- **STATED PROBLEM**
Copy every entry precisely.

****************

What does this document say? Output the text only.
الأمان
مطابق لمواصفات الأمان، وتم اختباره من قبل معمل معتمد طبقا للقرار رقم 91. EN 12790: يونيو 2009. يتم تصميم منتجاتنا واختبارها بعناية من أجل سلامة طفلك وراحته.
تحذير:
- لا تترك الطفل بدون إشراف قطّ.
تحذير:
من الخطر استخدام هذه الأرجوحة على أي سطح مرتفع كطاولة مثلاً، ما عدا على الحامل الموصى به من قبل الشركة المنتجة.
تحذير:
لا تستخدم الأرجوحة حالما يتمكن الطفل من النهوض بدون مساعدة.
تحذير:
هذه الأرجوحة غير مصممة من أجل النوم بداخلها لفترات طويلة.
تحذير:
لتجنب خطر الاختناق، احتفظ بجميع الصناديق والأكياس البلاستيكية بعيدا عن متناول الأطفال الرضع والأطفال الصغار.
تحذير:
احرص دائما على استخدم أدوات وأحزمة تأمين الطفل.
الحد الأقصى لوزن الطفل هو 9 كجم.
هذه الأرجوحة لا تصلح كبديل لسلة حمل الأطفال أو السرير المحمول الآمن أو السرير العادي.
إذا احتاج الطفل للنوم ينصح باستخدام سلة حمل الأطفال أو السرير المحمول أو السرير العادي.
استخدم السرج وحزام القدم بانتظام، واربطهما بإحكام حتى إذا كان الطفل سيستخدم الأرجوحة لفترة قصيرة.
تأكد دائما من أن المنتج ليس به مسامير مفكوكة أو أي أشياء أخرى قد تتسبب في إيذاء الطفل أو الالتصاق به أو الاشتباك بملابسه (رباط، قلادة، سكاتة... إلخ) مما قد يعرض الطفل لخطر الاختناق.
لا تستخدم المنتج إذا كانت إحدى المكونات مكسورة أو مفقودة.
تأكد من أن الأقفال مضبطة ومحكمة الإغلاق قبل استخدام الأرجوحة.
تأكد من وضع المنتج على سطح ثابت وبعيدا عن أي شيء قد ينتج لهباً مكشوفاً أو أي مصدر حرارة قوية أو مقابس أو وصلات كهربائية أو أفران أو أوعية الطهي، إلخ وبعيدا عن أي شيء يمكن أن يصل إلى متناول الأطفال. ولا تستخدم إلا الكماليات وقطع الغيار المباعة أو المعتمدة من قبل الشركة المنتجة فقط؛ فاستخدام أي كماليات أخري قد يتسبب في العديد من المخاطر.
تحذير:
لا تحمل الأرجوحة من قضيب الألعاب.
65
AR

****************

- **RESULT BELOW**
What does this document say? Output the text only.
الأمان
مطابق لمواصفات الأمان، وتم اختباره من قبل معمل معتمد طبقا للقرار رقم 91. EN 12790: يونيو 2009. يتم تصميم منتجاتنا واختبارها بعناية من أجل سلامة طفلك وراحته.
تحذير:
- لا تترك الطفل بدون إشراف قطّ.
تحذير:
من الخطر استخدام هذه الأرجوحة على أي سطح مرتفع كطاولة مثلاً، ما عدا على الحامل الموصى به من قبل الشركة المنتجة.
تحذير:
لا تستخدم الأرجوحة حالما يتمكن الطفل من النهوض بدون مساعدة.
تحذير:
هذه الأرجوحة غير مصممة من أجل النوم بداخلها لفترات طويلة.
تحذير:
لتجنب خطر الاختناق، احتفظ بجميع الصناديق والأكياس البلاستيكية بعيدا عن متناول الأطفال الرضع والأطفال الصغار.
تحذير:
احرص دائما على استخدم أدوات وأحزمة تأمين الطفل.
الحد الأقصى لوزن الطفل هو 9 كجم.
هذه الأرجوحة لا تصلح كبديل لسلة حمل الأطفال أو السرير المحمول الآمن أو السرير العادي.
إذا احتاج الطفل للنوم ينصح باستخدام سلة حمل الأطفال أو السرير المحمول أو السرير العادي.
استخدم السرج وحزام القدم بانتظام، واربطهما بإحكام حتى إذا كان الطفل سيستخدم الأرجوحة لفترة قصيرة.
تأكد دائما من أن المنتج ليس به مسامير مفكوكة أو أي أشياء أخرى قد تتسبب في إيذاء الطفل أو الالتصاق به أو الاشتباك بملابسه (رباط، قلادة، سكاتة... إلخ) مما قد يعرض الطفل لخطر الاختناق.
لا تستخدم المنتج إذا كانت إحدى المكونات مكسورة أو مفقودة.
تأكد من أن الأقفال مضبطة ومحكمة الإغلاق قبل استخدام الأرجوحة.
تأكد من وضع المنتج على سطح ثابت وبعيدا عن أي شيء قد ينتج لهباً مكشوفاً أو أي مصدر حرارة قوية أو مقابس أو وصلات كهربائية أو أفران أو أوعية الطهي، إلخ وبعيدا عن أي شيء يمكن أن يصل إلى متناول الأطفال. ولا تستخدم إلا الكماليات وقطع الغيار المباعة أو المعتمدة من قبل الشركة المنتجة فقط؛ فاستخدام أي كماليات أخري قد يتسبب في العديد من المخاطر.
تحذير:
لا تحمل الأرجوحة من قضيب الألعاب.
65
AR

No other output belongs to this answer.